'''

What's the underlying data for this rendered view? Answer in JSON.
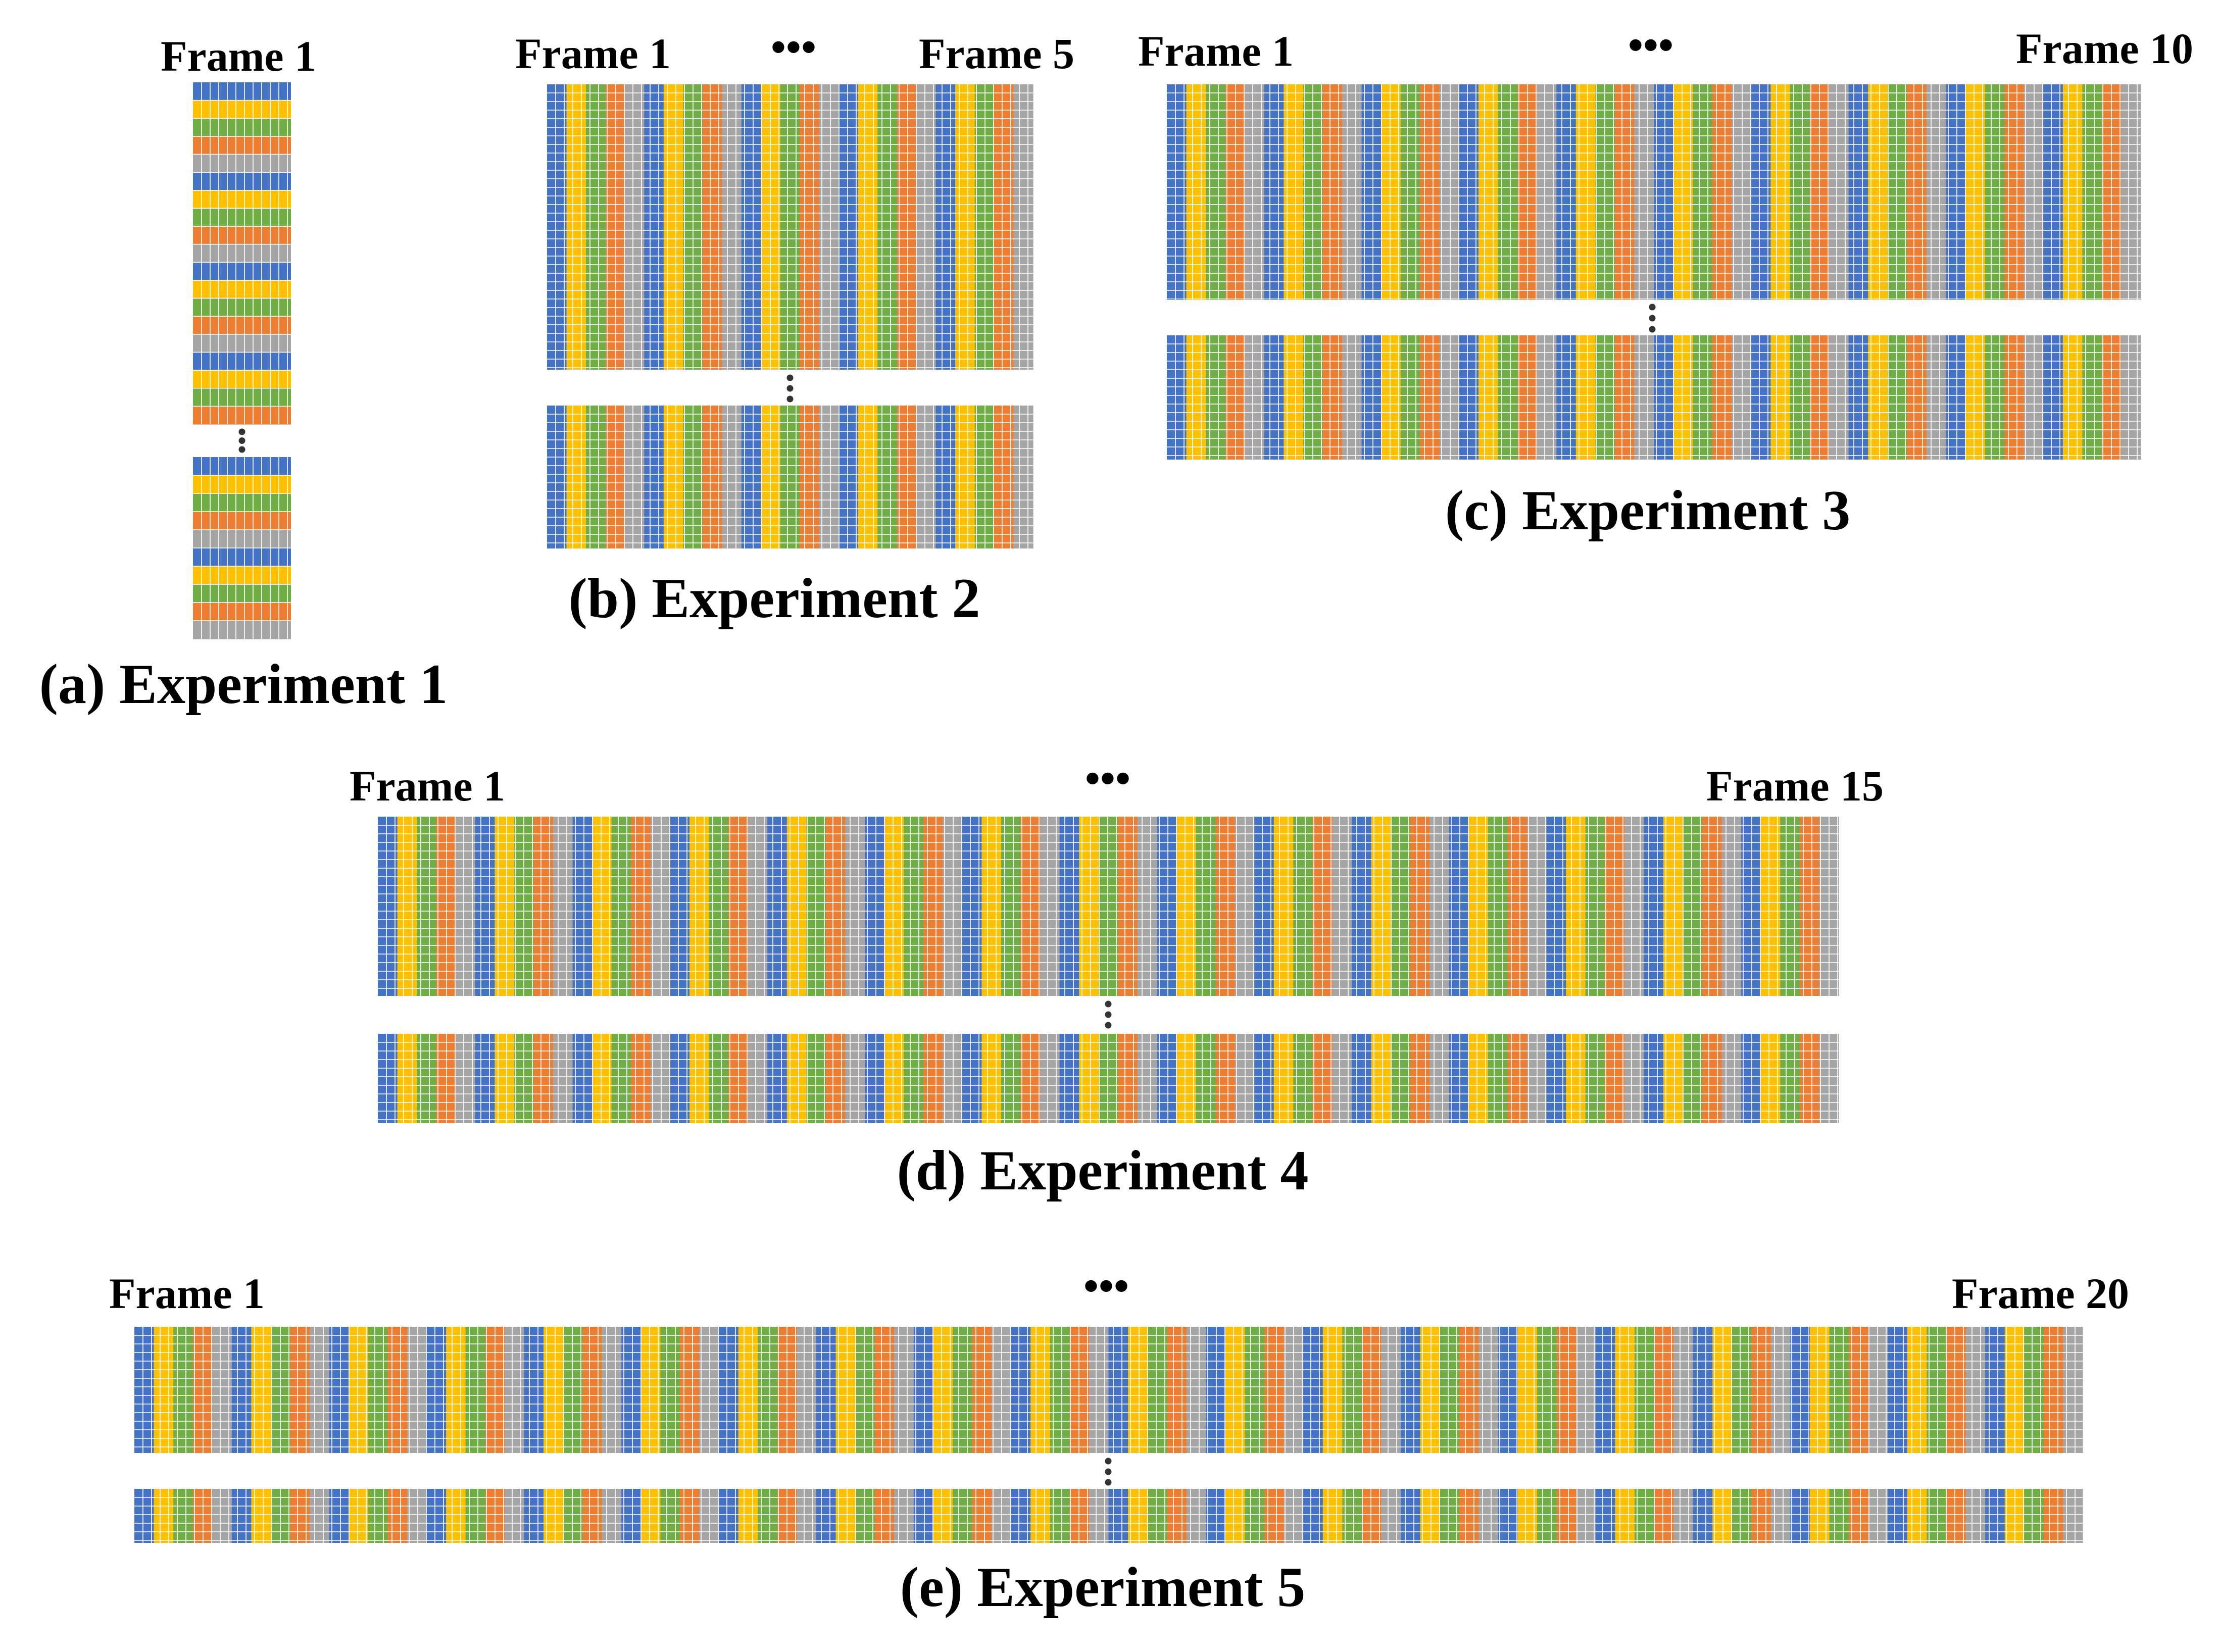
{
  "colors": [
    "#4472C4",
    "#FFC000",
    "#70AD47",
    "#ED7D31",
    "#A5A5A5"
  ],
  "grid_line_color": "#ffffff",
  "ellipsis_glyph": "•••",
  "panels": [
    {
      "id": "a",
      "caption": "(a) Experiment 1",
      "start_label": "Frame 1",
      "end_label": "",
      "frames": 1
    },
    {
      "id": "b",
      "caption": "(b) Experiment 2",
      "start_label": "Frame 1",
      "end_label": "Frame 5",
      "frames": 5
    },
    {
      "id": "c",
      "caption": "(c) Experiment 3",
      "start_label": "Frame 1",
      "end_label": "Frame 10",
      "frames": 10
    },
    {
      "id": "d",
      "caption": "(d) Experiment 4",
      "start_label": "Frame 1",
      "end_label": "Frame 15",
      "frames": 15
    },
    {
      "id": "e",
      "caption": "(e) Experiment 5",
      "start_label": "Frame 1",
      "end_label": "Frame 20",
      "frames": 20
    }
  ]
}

'''
'''

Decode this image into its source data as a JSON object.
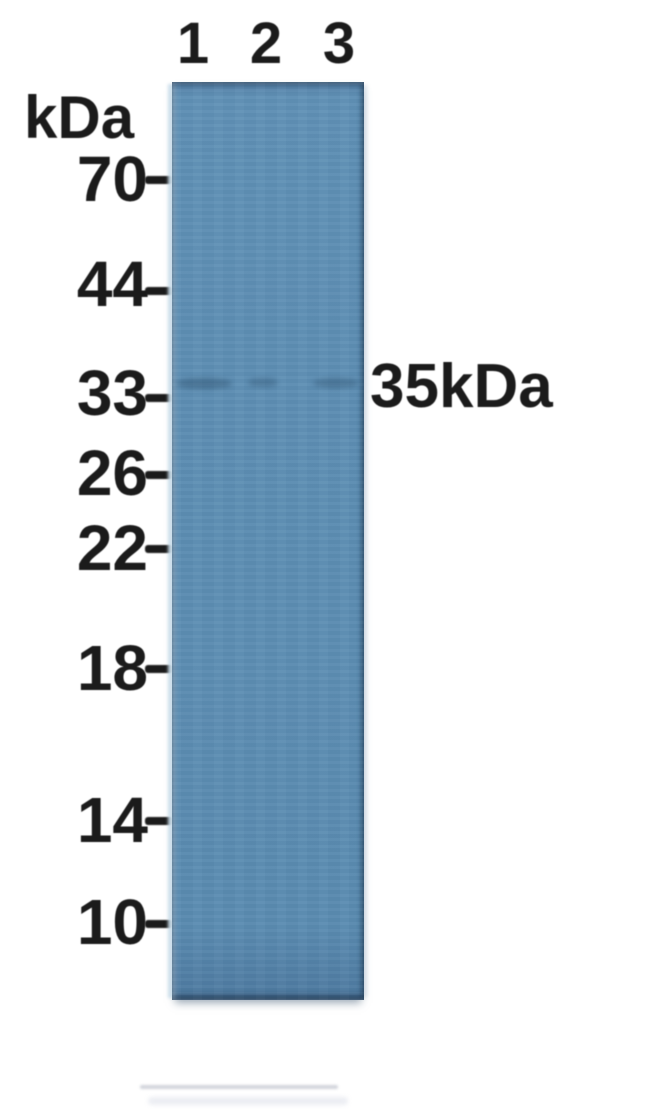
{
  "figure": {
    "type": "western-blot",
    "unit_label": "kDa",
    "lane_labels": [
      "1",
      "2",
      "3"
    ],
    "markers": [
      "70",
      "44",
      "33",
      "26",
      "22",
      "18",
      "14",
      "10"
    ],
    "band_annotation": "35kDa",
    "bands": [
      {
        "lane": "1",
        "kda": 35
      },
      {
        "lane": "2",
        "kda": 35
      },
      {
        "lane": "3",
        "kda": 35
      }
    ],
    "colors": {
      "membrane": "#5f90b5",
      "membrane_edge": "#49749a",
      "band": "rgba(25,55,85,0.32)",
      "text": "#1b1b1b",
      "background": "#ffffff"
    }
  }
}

'''

_INSTRUCTIONS TO FOLLOW_.
In the listing, find every line containing the word "JSON" and list it.

_EXERCISE ANSWER_.
What's the underlying data for this rendered view? Answer in JSON.
Decode this image into its source data as a JSON object.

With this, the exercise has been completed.